Data entries
** begin **
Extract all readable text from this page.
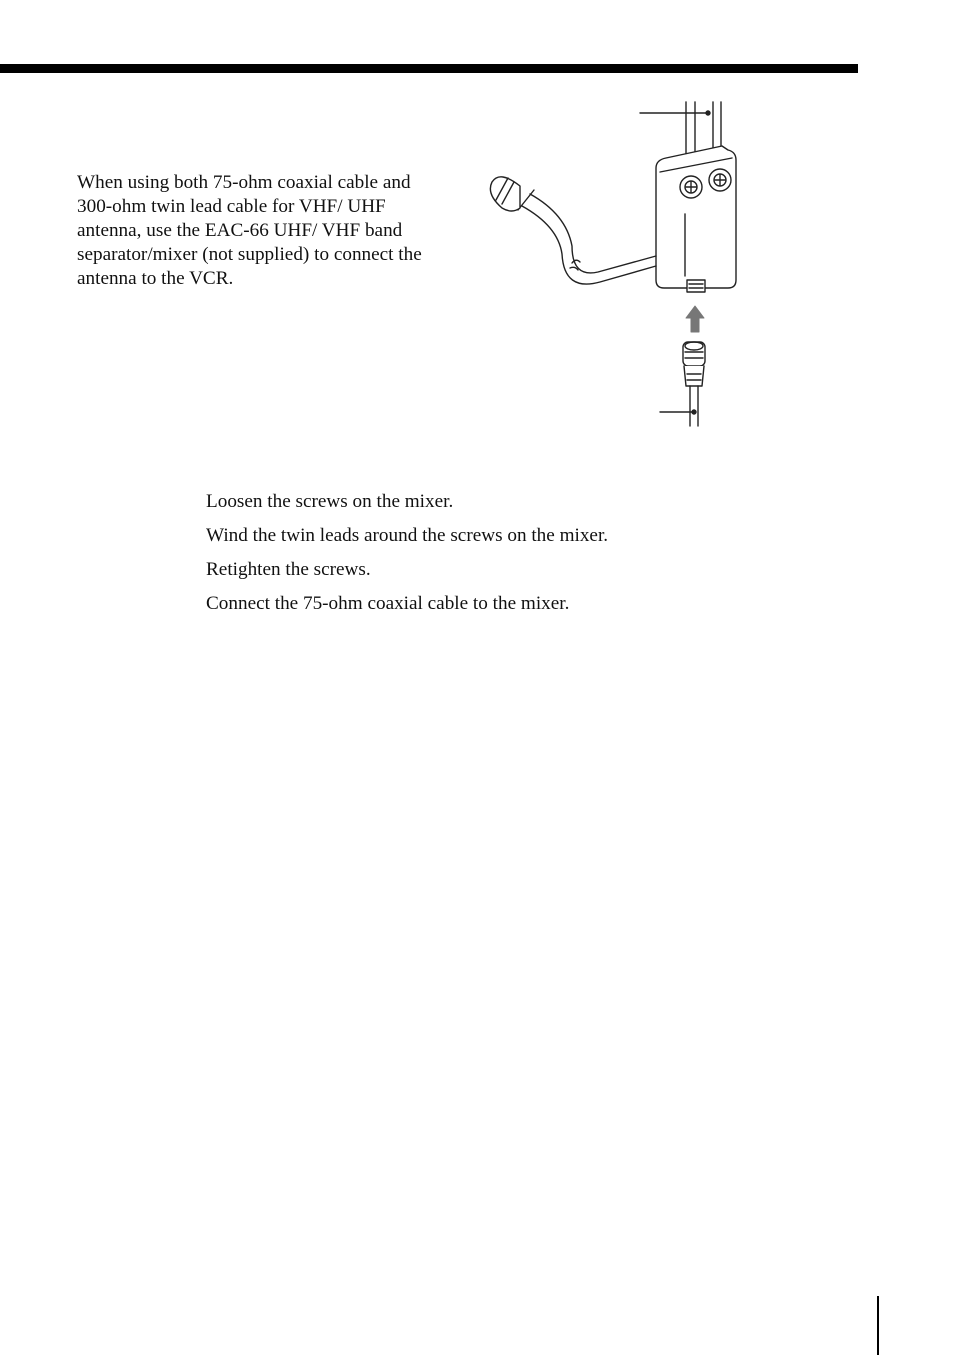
When using both 75-ohm coaxial cable and 300-ohm twin lead cable for VHF/ UHF antenna, use the EAC-66 UHF/ VHF band separator/mixer (not supplied) to connect the antenna to the VCR.

Loosen the screws on the mixer.
Wind the twin leads around the screws on the mixer.
Retighten the screws.
Connect the 75-ohm coaxial cable to the mixer.
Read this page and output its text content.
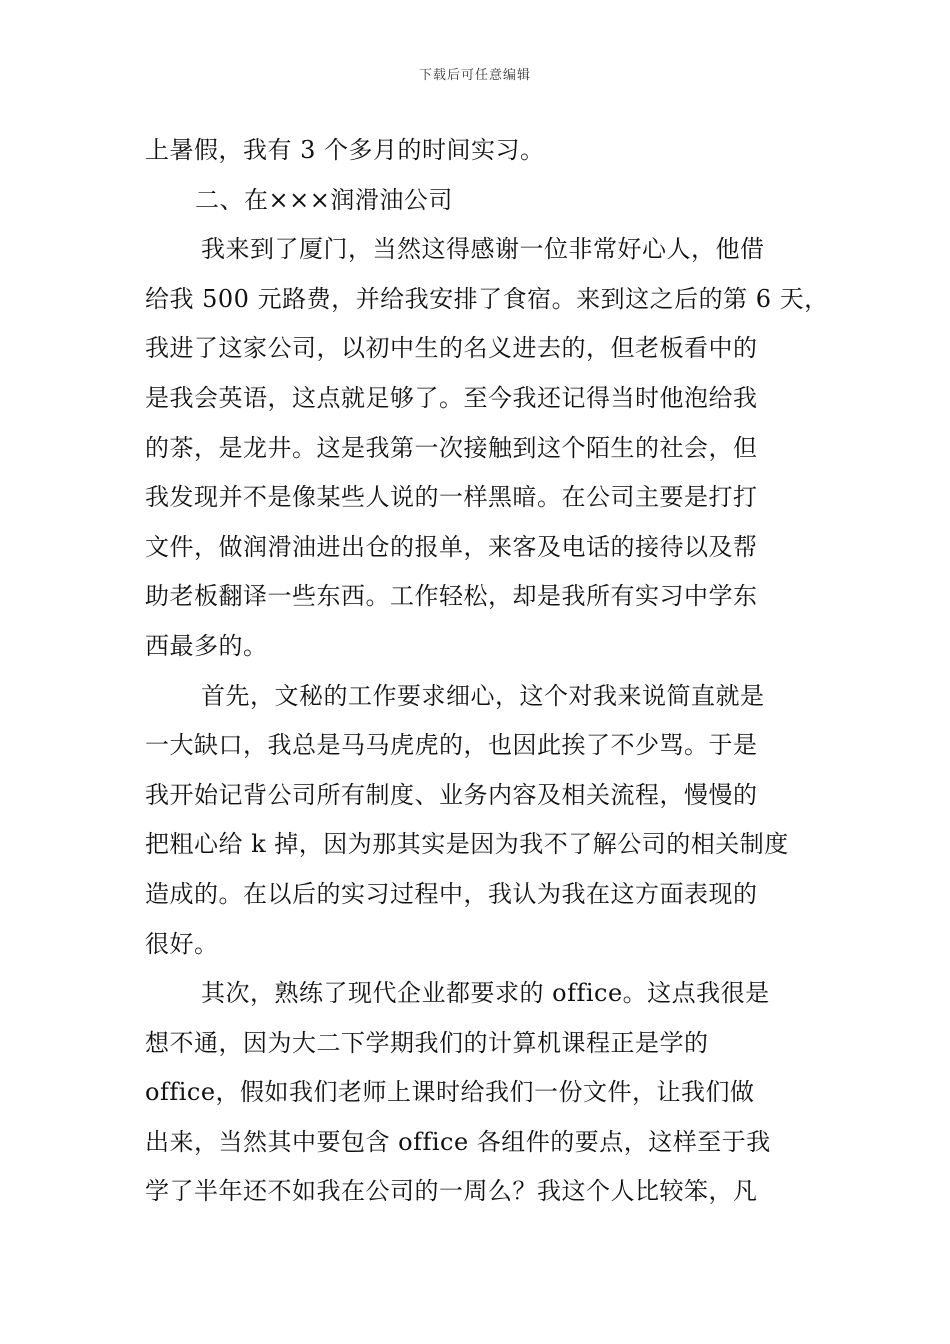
下载后可任意编辑
上暑假，我有 3 个多月的时间实习。
二、在×××润滑油公司
我来到了厦门，当然这得感谢一位非常好心人，他借
给我 500 元路费，并给我安排了食宿。来到这之后的第 6 天，
我进了这家公司，以初中生的名义进去的，但老板看中的
是我会英语，这点就足够了。至今我还记得当时他泡给我
的茶，是龙井。这是我第一次接触到这个陌生的社会，但
我发现并不是像某些人说的一样黑暗。在公司主要是打打
文件，做润滑油进出仓的报单，来客及电话的接待以及帮
助老板翻译一些东西。工作轻松，却是我所有实习中学东
西最多的。
首先，文秘的工作要求细心，这个对我来说简直就是
一大缺口，我总是马马虎虎的，也因此挨了不少骂。于是
我开始记背公司所有制度、业务内容及相关流程，慢慢的
把粗心给 k 掉，因为那其实是因为我不了解公司的相关制度
造成的。在以后的实习过程中，我认为我在这方面表现的
很好。
其次，熟练了现代企业都要求的 office。这点我很是
想不通，因为大二下学期我们的计算机课程正是学的
office，假如我们老师上课时给我们一份文件，让我们做
出来，当然其中要包含 office 各组件的要点，这样至于我
学了半年还不如我在公司的一周么？我这个人比较笨，凡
** end **
Exercise objective: Write the listing above out again exactly, dropping each image.

Solution for this task:
Extract all readable text from this page.
When using both 75-ohm coaxial cable and 300-ohm twin lead cable for VHF/ UHF antenna, use the EAC-66 UHF/ VHF band separator/mixer (not supplied) to connect the antenna to the VCR.

Loosen the screws on the mixer.
Wind the twin leads around the screws on the mixer.
Retighten the screws.
Connect the 75-ohm coaxial cable to the mixer.
Read this page and output its text content.
下载后可任意编辑
上暑假，我有 3 个多月的时间实习。
二、在×××润滑油公司
我来到了厦门，当然这得感谢一位非常好心人，他借
给我 500 元路费，并给我安排了食宿。来到这之后的第 6 天，
我进了这家公司，以初中生的名义进去的，但老板看中的
是我会英语，这点就足够了。至今我还记得当时他泡给我
的茶，是龙井。这是我第一次接触到这个陌生的社会，但
我发现并不是像某些人说的一样黑暗。在公司主要是打打
文件，做润滑油进出仓的报单，来客及电话的接待以及帮
助老板翻译一些东西。工作轻松，却是我所有实习中学东
西最多的。
首先，文秘的工作要求细心，这个对我来说简直就是
一大缺口，我总是马马虎虎的，也因此挨了不少骂。于是
我开始记背公司所有制度、业务内容及相关流程，慢慢的
把粗心给 k 掉，因为那其实是因为我不了解公司的相关制度
造成的。在以后的实习过程中，我认为我在这方面表现的
很好。
其次，熟练了现代企业都要求的 office。这点我很是
想不通，因为大二下学期我们的计算机课程正是学的
office，假如我们老师上课时给我们一份文件，让我们做
出来，当然其中要包含 office 各组件的要点，这样至于我
学了半年还不如我在公司的一周么？我这个人比较笨，凡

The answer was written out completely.